#### [Work required]
Find every line below that contains the word "Layer" and copy it out.

━━━━━━━━

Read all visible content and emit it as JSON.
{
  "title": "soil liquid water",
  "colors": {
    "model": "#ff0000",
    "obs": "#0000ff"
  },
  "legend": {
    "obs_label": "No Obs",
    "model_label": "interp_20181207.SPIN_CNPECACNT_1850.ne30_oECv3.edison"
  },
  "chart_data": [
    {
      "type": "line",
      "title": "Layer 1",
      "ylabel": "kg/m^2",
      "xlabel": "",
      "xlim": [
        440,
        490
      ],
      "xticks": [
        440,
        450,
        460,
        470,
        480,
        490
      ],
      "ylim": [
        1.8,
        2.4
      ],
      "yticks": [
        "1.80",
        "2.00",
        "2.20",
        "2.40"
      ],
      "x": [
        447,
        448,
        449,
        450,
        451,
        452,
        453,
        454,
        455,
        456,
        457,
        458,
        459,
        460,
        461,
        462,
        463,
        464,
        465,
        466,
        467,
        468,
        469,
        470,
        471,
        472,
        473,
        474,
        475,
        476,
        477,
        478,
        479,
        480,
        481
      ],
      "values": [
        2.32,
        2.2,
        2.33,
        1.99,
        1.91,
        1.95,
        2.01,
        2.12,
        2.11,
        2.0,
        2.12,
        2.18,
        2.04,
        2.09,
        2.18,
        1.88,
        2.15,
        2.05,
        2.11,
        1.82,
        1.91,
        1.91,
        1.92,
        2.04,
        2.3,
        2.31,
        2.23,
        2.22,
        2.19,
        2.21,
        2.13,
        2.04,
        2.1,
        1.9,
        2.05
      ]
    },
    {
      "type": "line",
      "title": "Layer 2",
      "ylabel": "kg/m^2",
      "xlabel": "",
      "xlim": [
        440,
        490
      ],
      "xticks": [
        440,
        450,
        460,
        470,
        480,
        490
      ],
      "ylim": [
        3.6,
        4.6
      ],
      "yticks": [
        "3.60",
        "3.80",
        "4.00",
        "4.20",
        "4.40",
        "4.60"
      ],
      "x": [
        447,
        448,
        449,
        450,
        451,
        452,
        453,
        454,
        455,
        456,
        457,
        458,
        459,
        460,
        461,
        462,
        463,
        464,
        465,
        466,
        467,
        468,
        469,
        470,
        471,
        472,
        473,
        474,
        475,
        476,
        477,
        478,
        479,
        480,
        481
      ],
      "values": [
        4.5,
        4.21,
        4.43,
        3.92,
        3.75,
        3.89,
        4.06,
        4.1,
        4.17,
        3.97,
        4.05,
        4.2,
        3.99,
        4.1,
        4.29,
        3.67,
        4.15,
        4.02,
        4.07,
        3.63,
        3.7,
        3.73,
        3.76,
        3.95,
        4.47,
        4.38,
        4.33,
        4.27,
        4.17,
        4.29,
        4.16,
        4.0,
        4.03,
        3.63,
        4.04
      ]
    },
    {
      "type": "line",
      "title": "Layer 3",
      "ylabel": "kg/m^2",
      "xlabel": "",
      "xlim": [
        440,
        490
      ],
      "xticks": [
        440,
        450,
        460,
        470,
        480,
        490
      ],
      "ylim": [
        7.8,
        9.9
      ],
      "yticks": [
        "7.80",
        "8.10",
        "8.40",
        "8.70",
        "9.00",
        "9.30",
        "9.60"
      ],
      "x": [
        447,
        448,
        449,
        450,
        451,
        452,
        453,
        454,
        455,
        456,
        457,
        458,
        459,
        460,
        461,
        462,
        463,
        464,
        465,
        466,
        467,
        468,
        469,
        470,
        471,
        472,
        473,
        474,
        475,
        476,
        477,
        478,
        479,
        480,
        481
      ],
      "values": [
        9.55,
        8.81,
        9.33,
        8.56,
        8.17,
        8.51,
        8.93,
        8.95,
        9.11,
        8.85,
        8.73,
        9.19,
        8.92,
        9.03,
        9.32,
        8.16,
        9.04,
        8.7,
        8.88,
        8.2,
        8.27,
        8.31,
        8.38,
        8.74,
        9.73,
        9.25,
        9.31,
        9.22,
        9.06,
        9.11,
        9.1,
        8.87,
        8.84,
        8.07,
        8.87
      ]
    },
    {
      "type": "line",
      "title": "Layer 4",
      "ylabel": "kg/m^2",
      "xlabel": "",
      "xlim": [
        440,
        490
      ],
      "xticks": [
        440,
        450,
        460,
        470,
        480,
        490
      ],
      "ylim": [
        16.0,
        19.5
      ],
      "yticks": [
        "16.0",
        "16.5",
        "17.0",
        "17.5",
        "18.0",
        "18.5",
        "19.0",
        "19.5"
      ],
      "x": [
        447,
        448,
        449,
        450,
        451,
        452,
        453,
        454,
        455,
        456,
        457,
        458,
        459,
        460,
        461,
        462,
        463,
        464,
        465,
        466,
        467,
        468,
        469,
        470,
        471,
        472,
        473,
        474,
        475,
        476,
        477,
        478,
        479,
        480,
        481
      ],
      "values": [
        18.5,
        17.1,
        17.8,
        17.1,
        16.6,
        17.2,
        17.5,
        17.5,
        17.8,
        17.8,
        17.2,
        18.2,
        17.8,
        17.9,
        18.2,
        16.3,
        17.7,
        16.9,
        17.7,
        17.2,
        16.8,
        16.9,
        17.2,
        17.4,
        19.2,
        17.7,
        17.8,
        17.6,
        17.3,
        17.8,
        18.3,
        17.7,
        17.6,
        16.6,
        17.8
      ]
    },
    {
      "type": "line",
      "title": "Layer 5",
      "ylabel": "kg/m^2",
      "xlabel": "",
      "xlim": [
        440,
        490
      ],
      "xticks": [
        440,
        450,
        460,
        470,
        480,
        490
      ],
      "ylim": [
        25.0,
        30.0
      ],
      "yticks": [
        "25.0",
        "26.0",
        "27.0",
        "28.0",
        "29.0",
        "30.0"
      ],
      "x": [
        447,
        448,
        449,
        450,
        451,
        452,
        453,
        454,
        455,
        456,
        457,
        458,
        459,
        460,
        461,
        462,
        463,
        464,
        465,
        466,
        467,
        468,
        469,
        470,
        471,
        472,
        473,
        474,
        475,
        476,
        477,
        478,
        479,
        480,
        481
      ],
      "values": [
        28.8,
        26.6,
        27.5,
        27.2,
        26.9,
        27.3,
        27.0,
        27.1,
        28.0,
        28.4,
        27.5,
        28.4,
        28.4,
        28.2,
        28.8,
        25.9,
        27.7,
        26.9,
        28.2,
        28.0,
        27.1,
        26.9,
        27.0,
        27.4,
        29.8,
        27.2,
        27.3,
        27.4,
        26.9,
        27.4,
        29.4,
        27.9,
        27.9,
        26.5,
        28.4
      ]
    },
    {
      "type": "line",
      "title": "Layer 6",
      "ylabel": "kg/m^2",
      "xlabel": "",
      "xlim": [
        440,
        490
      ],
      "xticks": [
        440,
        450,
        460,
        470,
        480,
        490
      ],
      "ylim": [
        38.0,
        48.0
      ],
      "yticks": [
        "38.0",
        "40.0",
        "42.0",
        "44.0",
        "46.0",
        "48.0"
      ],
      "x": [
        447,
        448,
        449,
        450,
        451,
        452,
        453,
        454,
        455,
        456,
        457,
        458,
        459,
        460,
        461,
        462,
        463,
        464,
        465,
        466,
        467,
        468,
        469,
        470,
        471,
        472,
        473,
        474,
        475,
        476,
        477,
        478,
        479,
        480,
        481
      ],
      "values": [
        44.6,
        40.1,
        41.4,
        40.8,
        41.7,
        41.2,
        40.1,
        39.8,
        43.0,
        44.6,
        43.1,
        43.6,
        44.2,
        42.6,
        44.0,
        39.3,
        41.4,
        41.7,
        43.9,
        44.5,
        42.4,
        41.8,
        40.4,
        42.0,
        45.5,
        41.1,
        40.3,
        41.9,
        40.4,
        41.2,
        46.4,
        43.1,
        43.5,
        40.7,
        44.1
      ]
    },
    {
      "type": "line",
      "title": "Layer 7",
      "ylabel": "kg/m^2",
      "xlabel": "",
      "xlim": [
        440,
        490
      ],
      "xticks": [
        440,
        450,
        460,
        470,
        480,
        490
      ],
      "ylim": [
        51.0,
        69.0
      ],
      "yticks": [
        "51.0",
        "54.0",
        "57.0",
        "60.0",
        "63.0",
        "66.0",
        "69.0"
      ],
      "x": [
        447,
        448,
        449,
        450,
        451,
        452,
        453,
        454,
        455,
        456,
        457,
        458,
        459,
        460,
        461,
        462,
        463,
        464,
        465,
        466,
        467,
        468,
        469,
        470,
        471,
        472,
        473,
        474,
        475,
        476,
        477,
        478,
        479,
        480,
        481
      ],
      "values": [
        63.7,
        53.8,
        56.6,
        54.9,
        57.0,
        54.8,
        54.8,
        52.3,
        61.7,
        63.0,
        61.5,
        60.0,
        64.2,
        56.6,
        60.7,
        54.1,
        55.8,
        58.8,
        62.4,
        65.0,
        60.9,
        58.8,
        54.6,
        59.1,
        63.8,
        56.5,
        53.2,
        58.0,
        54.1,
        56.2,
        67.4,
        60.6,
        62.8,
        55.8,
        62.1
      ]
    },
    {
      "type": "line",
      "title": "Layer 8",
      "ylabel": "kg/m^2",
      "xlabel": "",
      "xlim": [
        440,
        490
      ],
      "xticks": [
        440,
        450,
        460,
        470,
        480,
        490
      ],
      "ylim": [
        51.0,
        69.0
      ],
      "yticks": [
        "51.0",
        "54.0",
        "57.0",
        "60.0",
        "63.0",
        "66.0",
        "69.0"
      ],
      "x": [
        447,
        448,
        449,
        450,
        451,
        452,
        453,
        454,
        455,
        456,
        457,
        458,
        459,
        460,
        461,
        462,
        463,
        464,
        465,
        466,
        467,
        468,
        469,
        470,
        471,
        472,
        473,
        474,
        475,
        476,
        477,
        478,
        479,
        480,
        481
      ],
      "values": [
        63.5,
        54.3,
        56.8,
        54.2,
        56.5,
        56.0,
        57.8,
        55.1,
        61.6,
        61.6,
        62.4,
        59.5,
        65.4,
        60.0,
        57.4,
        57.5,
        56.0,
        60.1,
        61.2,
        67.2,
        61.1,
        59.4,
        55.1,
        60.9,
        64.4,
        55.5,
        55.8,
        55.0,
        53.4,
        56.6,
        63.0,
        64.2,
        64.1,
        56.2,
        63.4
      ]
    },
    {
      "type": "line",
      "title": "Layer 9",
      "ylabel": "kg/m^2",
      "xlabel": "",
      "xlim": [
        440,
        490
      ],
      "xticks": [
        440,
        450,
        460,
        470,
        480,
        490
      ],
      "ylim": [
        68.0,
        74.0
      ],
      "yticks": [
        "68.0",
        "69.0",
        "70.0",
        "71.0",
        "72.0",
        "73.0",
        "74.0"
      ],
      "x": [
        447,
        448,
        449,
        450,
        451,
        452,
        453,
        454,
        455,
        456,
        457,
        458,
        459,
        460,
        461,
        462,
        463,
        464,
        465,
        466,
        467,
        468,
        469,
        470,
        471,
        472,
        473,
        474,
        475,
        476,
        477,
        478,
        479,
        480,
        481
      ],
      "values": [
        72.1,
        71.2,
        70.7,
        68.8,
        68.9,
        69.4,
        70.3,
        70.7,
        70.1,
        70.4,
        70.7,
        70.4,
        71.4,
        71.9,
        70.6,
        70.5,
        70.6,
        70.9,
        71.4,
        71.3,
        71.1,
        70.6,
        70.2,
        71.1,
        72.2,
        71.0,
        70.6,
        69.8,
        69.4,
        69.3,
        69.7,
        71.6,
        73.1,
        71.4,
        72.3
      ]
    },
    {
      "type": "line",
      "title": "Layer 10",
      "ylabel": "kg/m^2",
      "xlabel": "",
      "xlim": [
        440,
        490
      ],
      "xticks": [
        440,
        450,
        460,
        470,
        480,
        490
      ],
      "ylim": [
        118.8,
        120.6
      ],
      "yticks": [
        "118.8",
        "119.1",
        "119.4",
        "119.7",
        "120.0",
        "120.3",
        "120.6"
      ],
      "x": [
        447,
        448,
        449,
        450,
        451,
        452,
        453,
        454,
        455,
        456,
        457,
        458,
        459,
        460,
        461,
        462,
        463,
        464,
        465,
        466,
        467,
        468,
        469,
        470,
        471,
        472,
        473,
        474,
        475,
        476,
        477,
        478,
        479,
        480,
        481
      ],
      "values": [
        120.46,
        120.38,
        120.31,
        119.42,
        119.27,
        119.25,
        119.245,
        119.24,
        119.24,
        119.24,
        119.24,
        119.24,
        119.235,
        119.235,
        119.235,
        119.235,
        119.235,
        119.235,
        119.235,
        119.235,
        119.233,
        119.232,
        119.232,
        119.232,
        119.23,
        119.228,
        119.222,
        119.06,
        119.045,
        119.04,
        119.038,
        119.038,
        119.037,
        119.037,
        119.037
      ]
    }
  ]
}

━━━━━━━━

#### [Answer to the exercise]
      "title": "Layer 1",
      "title": "Layer 2",
      "title": "Layer 3",
      "title": "Layer 4",
      "title": "Layer 5",
      "title": "Layer 6",
      "title": "Layer 7",
      "title": "Layer 8",
      "title": "Layer 9",
      "title": "Layer 10",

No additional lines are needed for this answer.